------ Records provided ------

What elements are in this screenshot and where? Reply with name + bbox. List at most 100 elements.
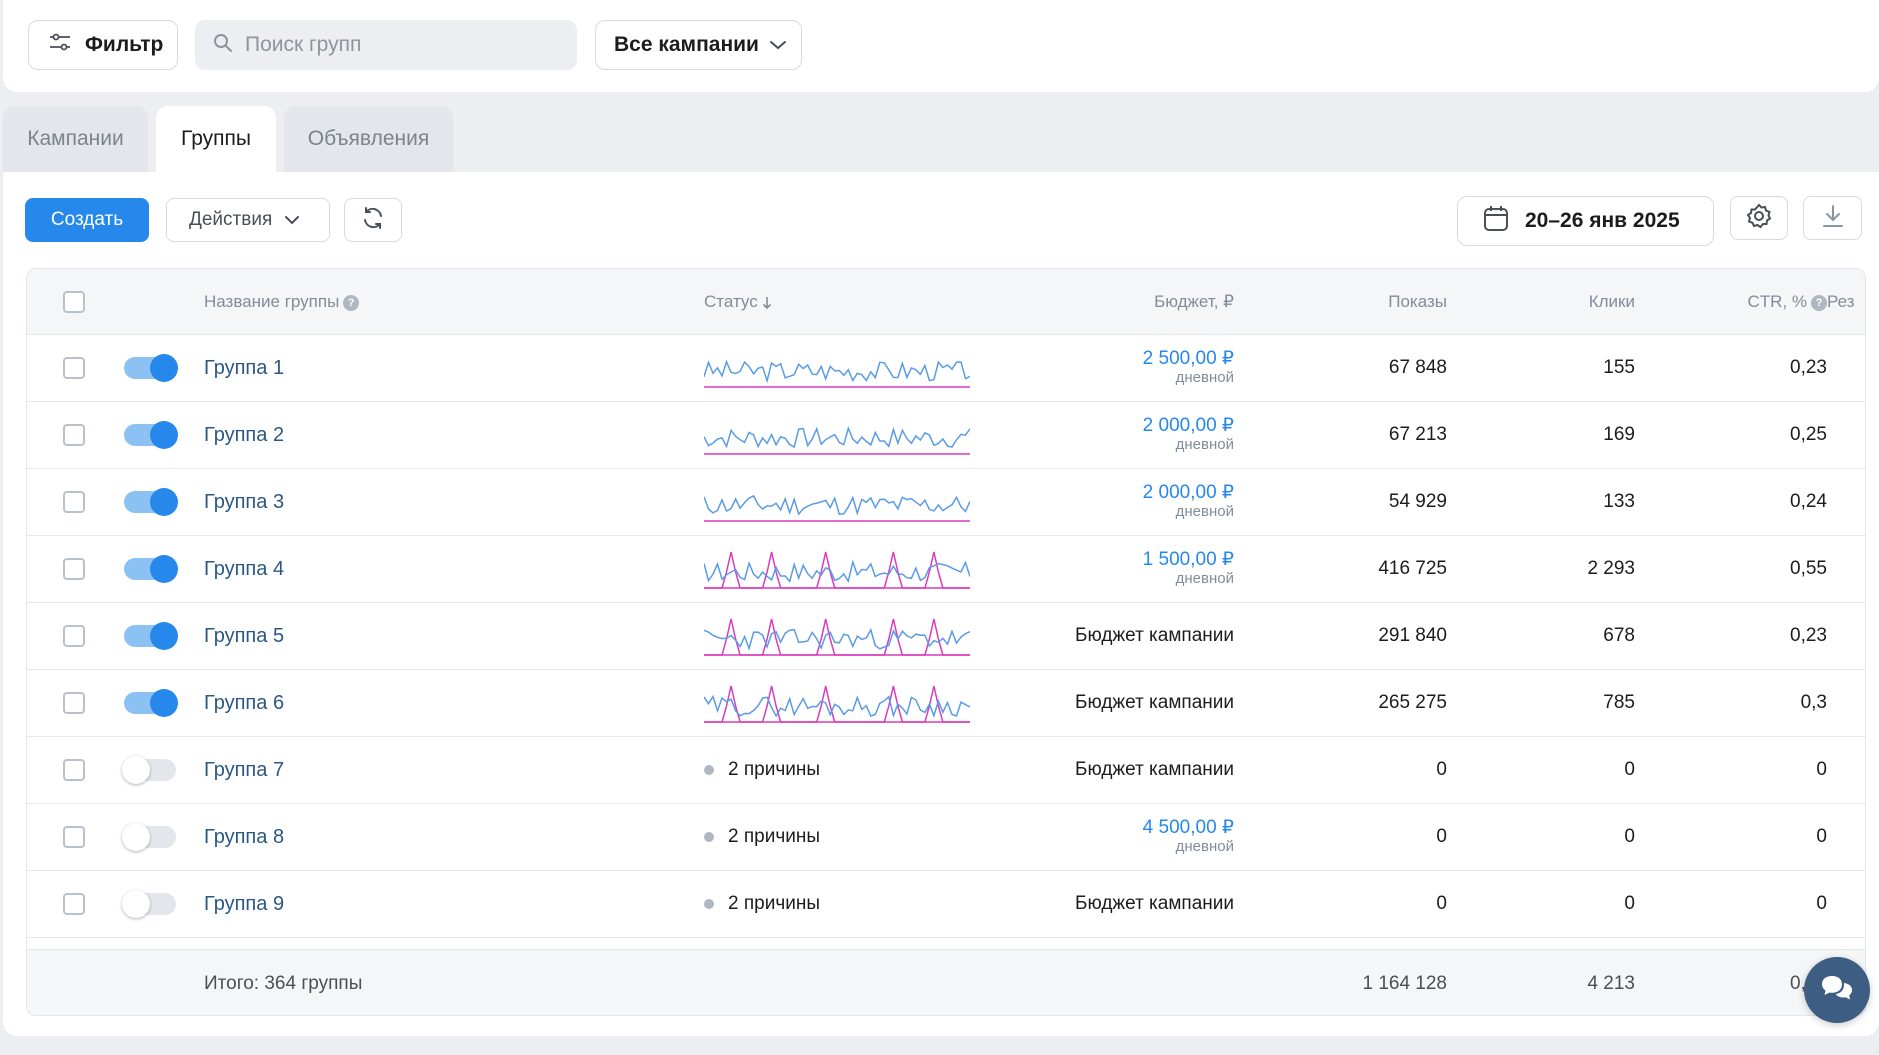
- table-row[interactable]: Группа 4 1 500,00 ₽ дневной 416 725 2 29…: [27, 536, 1865, 603]
- table-totals: Итого: 364 группы 1 164 128 4 213 0,36: [27, 949, 1865, 1015]
- group-name-link[interactable]: Группа 4: [204, 557, 285, 580]
- budget-amount[interactable]: 2 500,00 ₽: [1142, 348, 1234, 370]
- budget-amount[interactable]: 2 000,00 ₽: [1142, 415, 1234, 437]
- group-name-link[interactable]: Группа 6: [204, 691, 285, 714]
- ctr-value: 0,24: [1790, 491, 1827, 512]
- trend-chart-icon: [704, 685, 970, 723]
- row-checkbox[interactable]: [63, 424, 85, 446]
- budget-amount[interactable]: 1 500,00 ₽: [1142, 549, 1234, 571]
- tab-ads[interactable]: Объявления: [284, 106, 453, 172]
- group-name-link[interactable]: Группа 7: [204, 758, 285, 781]
- row-checkbox[interactable]: [63, 491, 85, 513]
- toggle-knob: [150, 421, 178, 449]
- main-panel: Создать Действия 20–26 янв 2025 Название…: [3, 172, 1879, 1036]
- tab-groups-label: Группы: [181, 127, 251, 150]
- campaign-select[interactable]: Все кампании: [595, 20, 802, 70]
- table-row[interactable]: Группа 2 2 000,00 ₽ дневной 67 213 169 0…: [27, 402, 1865, 469]
- toggle-knob: [150, 689, 178, 717]
- toggle-knob: [122, 756, 150, 784]
- column-header-shows[interactable]: Показы: [1277, 269, 1447, 335]
- table-row[interactable]: Группа 7 2 причины Бюджет кампании 0 0 0: [27, 737, 1865, 804]
- totals-clicks: 4 213: [1477, 950, 1635, 1015]
- row-checkbox[interactable]: [63, 826, 85, 848]
- group-toggle[interactable]: [124, 622, 178, 650]
- budget-amount[interactable]: 2 000,00 ₽: [1142, 482, 1234, 504]
- group-toggle[interactable]: [124, 488, 178, 516]
- group-name-cell: Группа 8: [204, 804, 284, 870]
- campaign-select-value: Все кампании: [614, 33, 759, 56]
- column-header-status[interactable]: Статус: [704, 269, 772, 335]
- download-button[interactable]: [1803, 196, 1862, 240]
- tab-campaigns[interactable]: Кампании: [3, 106, 148, 172]
- row-checkbox[interactable]: [63, 625, 85, 647]
- column-ctr-label: CTR, %: [1747, 292, 1808, 311]
- calendar-icon: [1483, 204, 1509, 238]
- column-header-result[interactable]: Рез: [1827, 269, 1854, 335]
- row-checkbox[interactable]: [63, 558, 85, 580]
- budget-campaign-text: Бюджет кампании: [1075, 759, 1234, 780]
- filter-button[interactable]: Фильтр: [28, 20, 178, 70]
- select-all-checkbox[interactable]: [63, 291, 85, 313]
- table-row[interactable]: Группа 5 Бюджет кампании 291 840 678 0,2…: [27, 603, 1865, 670]
- group-toggle[interactable]: [124, 421, 178, 449]
- ctr-cell: 0: [1677, 871, 1827, 937]
- ctr-value: 0,23: [1790, 625, 1827, 646]
- create-button[interactable]: Создать: [25, 198, 149, 242]
- budget-amount[interactable]: 4 500,00 ₽: [1142, 817, 1234, 839]
- actions-dropdown[interactable]: Действия: [166, 198, 330, 242]
- refresh-button[interactable]: [344, 198, 402, 242]
- help-icon[interactable]: ?: [1811, 294, 1827, 311]
- status-text[interactable]: 2 причины: [728, 893, 820, 914]
- table-row[interactable]: Группа 9 2 причины Бюджет кампании 0 0 0: [27, 871, 1865, 938]
- group-toggle[interactable]: [122, 823, 176, 851]
- shows-value: 0: [1436, 826, 1447, 847]
- row-checkbox[interactable]: [63, 893, 85, 915]
- group-toggle[interactable]: [124, 555, 178, 583]
- budget-campaign-text: Бюджет кампании: [1075, 625, 1234, 646]
- group-name-cell: Группа 5: [204, 603, 284, 669]
- group-name-cell: Группа 1: [204, 335, 284, 401]
- group-name-link[interactable]: Группа 9: [204, 892, 285, 915]
- help-icon[interactable]: ?: [343, 294, 360, 311]
- column-header-ctr[interactable]: CTR, %?: [1677, 269, 1827, 335]
- table-row[interactable]: Группа 8 2 причины 4 500,00 ₽ дневной 0 …: [27, 804, 1865, 871]
- shows-cell: 291 840: [1277, 603, 1447, 669]
- status-text[interactable]: 2 причины: [728, 826, 820, 847]
- table-row[interactable]: Группа 1 2 500,00 ₽ дневной 67 848 155 0…: [27, 335, 1865, 402]
- tab-groups[interactable]: Группы: [156, 106, 276, 172]
- group-name-link[interactable]: Группа 3: [204, 490, 285, 513]
- search-input[interactable]: [245, 33, 545, 57]
- group-toggle[interactable]: [124, 689, 178, 717]
- chat-button[interactable]: [1804, 957, 1870, 1023]
- settings-button[interactable]: [1730, 196, 1788, 240]
- clicks-value: 0: [1624, 826, 1635, 847]
- ctr-cell: 0,24: [1677, 469, 1827, 535]
- clicks-value: 678: [1603, 625, 1635, 646]
- column-header-budget[interactable]: Бюджет, ₽: [1027, 269, 1234, 335]
- status-sparkline: [704, 469, 970, 535]
- group-name-link[interactable]: Группа 2: [204, 423, 285, 446]
- budget-campaign-text: Бюджет кампании: [1075, 692, 1234, 713]
- table-row[interactable]: Группа 3 2 000,00 ₽ дневной 54 929 133 0…: [27, 469, 1865, 536]
- column-header-clicks[interactable]: Клики: [1477, 269, 1635, 335]
- date-range-picker[interactable]: 20–26 янв 2025: [1457, 196, 1714, 246]
- group-name-link[interactable]: Группа 5: [204, 624, 285, 647]
- status-text[interactable]: 2 причины: [728, 759, 820, 780]
- table-row[interactable]: Группа 6 Бюджет кампании 265 275 785 0,3: [27, 670, 1865, 737]
- group-toggle[interactable]: [122, 890, 176, 918]
- group-toggle[interactable]: [122, 756, 176, 784]
- group-name-link[interactable]: Группа 8: [204, 825, 285, 848]
- row-checkbox[interactable]: [63, 692, 85, 714]
- shows-cell: 54 929: [1277, 469, 1447, 535]
- budget-cell: Бюджет кампании: [1027, 670, 1234, 736]
- shows-value: 0: [1436, 759, 1447, 780]
- group-name-link[interactable]: Группа 1: [204, 356, 285, 379]
- status-dot-icon: [704, 899, 714, 909]
- row-checkbox[interactable]: [63, 357, 85, 379]
- clicks-value: 785: [1603, 692, 1635, 713]
- column-header-name[interactable]: Название группы?: [204, 269, 360, 335]
- budget-cell: Бюджет кампании: [1027, 603, 1234, 669]
- group-toggle[interactable]: [124, 354, 178, 382]
- budget-type: дневной: [1175, 838, 1234, 856]
- row-checkbox[interactable]: [63, 759, 85, 781]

------

● Written request
Pull out every line of the records above, reproducing each one unchanged, and leave the pictures out.

● Answer to the problem
What elements are in this screenshot and where? Reply with name + bbox. List at most 100 elements.
- table-row[interactable]: Группа 4 1 500,00 ₽ дневной 416 725 2 29…: [27, 536, 1865, 603]
- table-totals: Итого: 364 группы 1 164 128 4 213 0,36: [27, 949, 1865, 1015]
- group-name-link[interactable]: Группа 4: [204, 557, 285, 580]
- budget-amount[interactable]: 2 500,00 ₽: [1142, 348, 1234, 370]
- budget-amount[interactable]: 2 000,00 ₽: [1142, 415, 1234, 437]
- group-name-link[interactable]: Группа 6: [204, 691, 285, 714]
- ctr-value: 0,24: [1790, 491, 1827, 512]
- trend-chart-icon: [704, 685, 970, 723]
- row-checkbox[interactable]: [63, 424, 85, 446]
- budget-amount[interactable]: 1 500,00 ₽: [1142, 549, 1234, 571]
- tab-ads[interactable]: Объявления: [284, 106, 453, 172]
- group-name-link[interactable]: Группа 7: [204, 758, 285, 781]
- row-checkbox[interactable]: [63, 491, 85, 513]
- toggle-knob: [150, 421, 178, 449]
- main-panel: Создать Действия 20–26 янв 2025 Название…: [3, 172, 1879, 1036]
- tab-groups-label: Группы: [181, 127, 251, 150]
- campaign-select[interactable]: Все кампании: [595, 20, 802, 70]
- table-row[interactable]: Группа 2 2 000,00 ₽ дневной 67 213 169 0…: [27, 402, 1865, 469]
- toggle-knob: [150, 689, 178, 717]
- toggle-knob: [122, 756, 150, 784]
- column-header-shows[interactable]: Показы: [1277, 269, 1447, 335]
- table-row[interactable]: Группа 7 2 причины Бюджет кампании 0 0 0: [27, 737, 1865, 804]
- totals-clicks: 4 213: [1477, 950, 1635, 1015]
- row-checkbox[interactable]: [63, 826, 85, 848]
- group-toggle[interactable]: [124, 622, 178, 650]
- budget-amount[interactable]: 2 000,00 ₽: [1142, 482, 1234, 504]
- group-toggle[interactable]: [124, 488, 178, 516]
- group-name-cell: Группа 8: [204, 804, 284, 870]
- campaign-select-value: Все кампании: [614, 33, 759, 56]
- column-header-status[interactable]: Статус: [704, 269, 772, 335]
- download-button[interactable]: [1803, 196, 1862, 240]
- tab-campaigns[interactable]: Кампании: [3, 106, 148, 172]
- row-checkbox[interactable]: [63, 625, 85, 647]
- column-ctr-label: CTR, %: [1747, 292, 1808, 311]
- calendar-icon: [1483, 204, 1509, 238]
- column-header-result[interactable]: Рез: [1827, 269, 1854, 335]
- row-checkbox[interactable]: [63, 558, 85, 580]
- budget-campaign-text: Бюджет кампании: [1075, 759, 1234, 780]
- filter-button[interactable]: Фильтр: [28, 20, 178, 70]
- select-all-checkbox[interactable]: [63, 291, 85, 313]
- table-row[interactable]: Группа 5 Бюджет кампании 291 840 678 0,2…: [27, 603, 1865, 670]
- group-toggle[interactable]: [124, 421, 178, 449]
- ctr-cell: 0: [1677, 871, 1827, 937]
- ctr-value: 0,23: [1790, 625, 1827, 646]
- create-button[interactable]: Создать: [25, 198, 149, 242]
- budget-amount[interactable]: 4 500,00 ₽: [1142, 817, 1234, 839]
- actions-dropdown[interactable]: Действия: [166, 198, 330, 242]
- refresh-button[interactable]: [344, 198, 402, 242]
- help-icon[interactable]: ?: [1811, 294, 1827, 311]
- status-text[interactable]: 2 причины: [728, 893, 820, 914]
- table-row[interactable]: Группа 9 2 причины Бюджет кампании 0 0 0: [27, 871, 1865, 938]
- group-toggle[interactable]: [122, 823, 176, 851]
- shows-value: 0: [1436, 826, 1447, 847]
- row-checkbox[interactable]: [63, 893, 85, 915]
- group-toggle[interactable]: [124, 555, 178, 583]
- budget-campaign-text: Бюджет кампании: [1075, 625, 1234, 646]
- group-name-cell: Группа 5: [204, 603, 284, 669]
- group-name-cell: Группа 1: [204, 335, 284, 401]
- group-name-link[interactable]: Группа 9: [204, 892, 285, 915]
- help-icon[interactable]: ?: [343, 294, 360, 311]
- column-header-ctr[interactable]: CTR, %?: [1677, 269, 1827, 335]
- table-row[interactable]: Группа 8 2 причины 4 500,00 ₽ дневной 0 …: [27, 804, 1865, 871]
- shows-cell: 291 840: [1277, 603, 1447, 669]
- status-text[interactable]: 2 причины: [728, 826, 820, 847]
- table-row[interactable]: Группа 1 2 500,00 ₽ дневной 67 848 155 0…: [27, 335, 1865, 402]
- tab-groups[interactable]: Группы: [156, 106, 276, 172]
- group-name-link[interactable]: Группа 3: [204, 490, 285, 513]
- search-input[interactable]: [245, 33, 545, 57]
- group-toggle[interactable]: [124, 689, 178, 717]
- chat-button[interactable]: [1804, 957, 1870, 1023]
- settings-button[interactable]: [1730, 196, 1788, 240]
- clicks-value: 0: [1624, 826, 1635, 847]
- ctr-cell: 0,24: [1677, 469, 1827, 535]
- clicks-value: 678: [1603, 625, 1635, 646]
- column-header-budget[interactable]: Бюджет, ₽: [1027, 269, 1234, 335]
- status-sparkline: [704, 469, 970, 535]
- group-name-link[interactable]: Группа 2: [204, 423, 285, 446]
- budget-campaign-text: Бюджет кампании: [1075, 692, 1234, 713]
- table-row[interactable]: Группа 3 2 000,00 ₽ дневной 54 929 133 0…: [27, 469, 1865, 536]
- column-header-clicks[interactable]: Клики: [1477, 269, 1635, 335]
- date-range-picker[interactable]: 20–26 янв 2025: [1457, 196, 1714, 246]
- group-name-link[interactable]: Группа 5: [204, 624, 285, 647]
- status-text[interactable]: 2 причины: [728, 759, 820, 780]
- table-row[interactable]: Группа 6 Бюджет кампании 265 275 785 0,3: [27, 670, 1865, 737]
- group-toggle[interactable]: [122, 890, 176, 918]
- group-toggle[interactable]: [122, 756, 176, 784]
- group-name-link[interactable]: Группа 8: [204, 825, 285, 848]
- row-checkbox[interactable]: [63, 692, 85, 714]
- shows-cell: 54 929: [1277, 469, 1447, 535]
- budget-cell: Бюджет кампании: [1027, 670, 1234, 736]
- shows-value: 0: [1436, 759, 1447, 780]
- group-name-link[interactable]: Группа 1: [204, 356, 285, 379]
- status-dot-icon: [704, 899, 714, 909]
- row-checkbox[interactable]: [63, 357, 85, 379]
- clicks-value: 785: [1603, 692, 1635, 713]
- column-header-name[interactable]: Название группы?: [204, 269, 360, 335]
- budget-cell: Бюджет кампании: [1027, 603, 1234, 669]
- group-toggle[interactable]: [124, 354, 178, 382]
- budget-type: дневной: [1175, 838, 1234, 856]
- row-checkbox[interactable]: [63, 759, 85, 781]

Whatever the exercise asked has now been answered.